# Source records:
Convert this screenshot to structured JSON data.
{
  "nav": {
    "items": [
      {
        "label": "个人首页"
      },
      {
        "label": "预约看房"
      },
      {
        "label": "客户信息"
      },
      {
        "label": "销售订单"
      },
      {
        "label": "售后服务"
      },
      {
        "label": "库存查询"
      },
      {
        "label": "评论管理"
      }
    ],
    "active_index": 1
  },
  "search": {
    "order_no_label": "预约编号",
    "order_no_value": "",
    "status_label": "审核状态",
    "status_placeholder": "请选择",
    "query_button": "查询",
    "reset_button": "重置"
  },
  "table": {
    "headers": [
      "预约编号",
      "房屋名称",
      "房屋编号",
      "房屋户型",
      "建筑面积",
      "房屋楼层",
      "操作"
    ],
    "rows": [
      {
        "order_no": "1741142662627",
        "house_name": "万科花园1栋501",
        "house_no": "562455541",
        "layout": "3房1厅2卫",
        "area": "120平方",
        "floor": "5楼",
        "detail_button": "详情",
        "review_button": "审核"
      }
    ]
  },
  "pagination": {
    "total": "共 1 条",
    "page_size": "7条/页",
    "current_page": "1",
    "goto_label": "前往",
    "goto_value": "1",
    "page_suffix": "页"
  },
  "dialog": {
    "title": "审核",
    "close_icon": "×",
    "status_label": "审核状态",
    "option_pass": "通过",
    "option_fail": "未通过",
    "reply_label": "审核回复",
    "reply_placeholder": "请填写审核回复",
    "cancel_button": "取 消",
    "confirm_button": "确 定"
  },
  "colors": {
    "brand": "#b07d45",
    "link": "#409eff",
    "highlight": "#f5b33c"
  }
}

# Requirement:
Repeat the lines above exactly.

# Task output:
Convert this screenshot to structured JSON data.
{
  "nav": {
    "items": [
      {
        "label": "个人首页"
      },
      {
        "label": "预约看房"
      },
      {
        "label": "客户信息"
      },
      {
        "label": "销售订单"
      },
      {
        "label": "售后服务"
      },
      {
        "label": "库存查询"
      },
      {
        "label": "评论管理"
      }
    ],
    "active_index": 1
  },
  "search": {
    "order_no_label": "预约编号",
    "order_no_value": "",
    "status_label": "审核状态",
    "status_placeholder": "请选择",
    "query_button": "查询",
    "reset_button": "重置"
  },
  "table": {
    "headers": [
      "预约编号",
      "房屋名称",
      "房屋编号",
      "房屋户型",
      "建筑面积",
      "房屋楼层",
      "操作"
    ],
    "rows": [
      {
        "order_no": "1741142662627",
        "house_name": "万科花园1栋501",
        "house_no": "562455541",
        "layout": "3房1厅2卫",
        "area": "120平方",
        "floor": "5楼",
        "detail_button": "详情",
        "review_button": "审核"
      }
    ]
  },
  "pagination": {
    "total": "共 1 条",
    "page_size": "7条/页",
    "current_page": "1",
    "goto_label": "前往",
    "goto_value": "1",
    "page_suffix": "页"
  },
  "dialog": {
    "title": "审核",
    "close_icon": "×",
    "status_label": "审核状态",
    "option_pass": "通过",
    "option_fail": "未通过",
    "reply_label": "审核回复",
    "reply_placeholder": "请填写审核回复",
    "cancel_button": "取 消",
    "confirm_button": "确 定"
  },
  "colors": {
    "brand": "#b07d45",
    "link": "#409eff",
    "highlight": "#f5b33c"
  }
}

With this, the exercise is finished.